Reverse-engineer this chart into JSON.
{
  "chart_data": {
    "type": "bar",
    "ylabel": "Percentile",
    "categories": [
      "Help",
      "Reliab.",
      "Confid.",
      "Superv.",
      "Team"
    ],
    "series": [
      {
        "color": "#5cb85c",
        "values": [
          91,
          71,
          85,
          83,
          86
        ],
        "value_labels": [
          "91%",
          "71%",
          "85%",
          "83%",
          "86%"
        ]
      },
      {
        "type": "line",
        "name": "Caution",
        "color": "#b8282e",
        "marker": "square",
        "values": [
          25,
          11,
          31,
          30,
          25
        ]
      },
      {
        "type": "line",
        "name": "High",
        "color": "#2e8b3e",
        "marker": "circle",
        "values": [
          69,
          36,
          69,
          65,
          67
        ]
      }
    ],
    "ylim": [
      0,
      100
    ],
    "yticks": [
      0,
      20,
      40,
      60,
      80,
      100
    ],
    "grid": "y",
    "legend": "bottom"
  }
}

------------------------------------------------------------

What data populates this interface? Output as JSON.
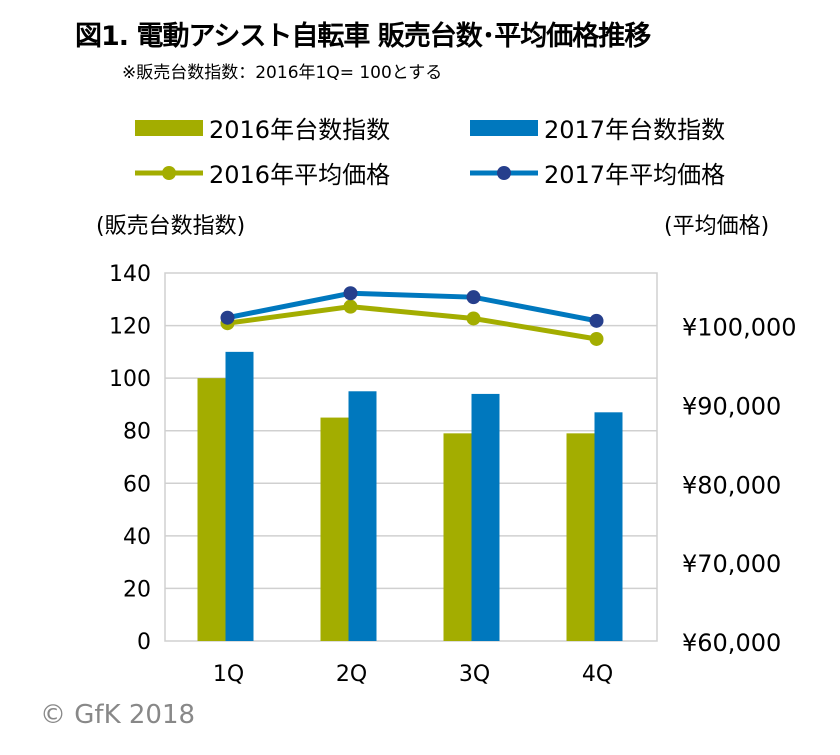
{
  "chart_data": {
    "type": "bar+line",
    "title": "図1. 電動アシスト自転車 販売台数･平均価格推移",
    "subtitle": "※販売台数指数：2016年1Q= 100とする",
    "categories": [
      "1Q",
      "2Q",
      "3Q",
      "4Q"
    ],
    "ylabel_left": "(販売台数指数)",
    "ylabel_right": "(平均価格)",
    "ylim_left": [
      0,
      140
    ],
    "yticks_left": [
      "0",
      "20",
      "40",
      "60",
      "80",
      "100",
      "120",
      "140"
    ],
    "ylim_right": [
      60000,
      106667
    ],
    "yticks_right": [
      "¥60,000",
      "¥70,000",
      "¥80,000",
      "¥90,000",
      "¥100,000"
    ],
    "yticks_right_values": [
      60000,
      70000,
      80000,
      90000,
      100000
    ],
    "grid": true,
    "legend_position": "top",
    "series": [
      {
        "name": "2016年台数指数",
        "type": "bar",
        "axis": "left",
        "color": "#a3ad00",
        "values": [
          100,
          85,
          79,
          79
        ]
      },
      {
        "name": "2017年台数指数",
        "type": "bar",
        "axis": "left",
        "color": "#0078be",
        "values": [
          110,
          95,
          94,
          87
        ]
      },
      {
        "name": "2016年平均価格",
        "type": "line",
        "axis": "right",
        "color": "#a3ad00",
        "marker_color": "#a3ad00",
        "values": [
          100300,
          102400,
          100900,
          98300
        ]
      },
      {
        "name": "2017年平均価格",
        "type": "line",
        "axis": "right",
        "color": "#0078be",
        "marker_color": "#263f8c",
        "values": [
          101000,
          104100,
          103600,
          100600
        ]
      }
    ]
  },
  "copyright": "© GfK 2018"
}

------------------------------------------------------------

#### [STATED PROBLEM]
Look through the data above. Find each line with the string "name" and copy it.

#### [RESPONSE FOR THIS EXERCISE]
        "name": "Caution",
        "name": "High",
        "name": "2016年台数指数",
        "name": "2017年台数指数",
        "name": "2016年平均価格",
        "name": "2017年平均価格",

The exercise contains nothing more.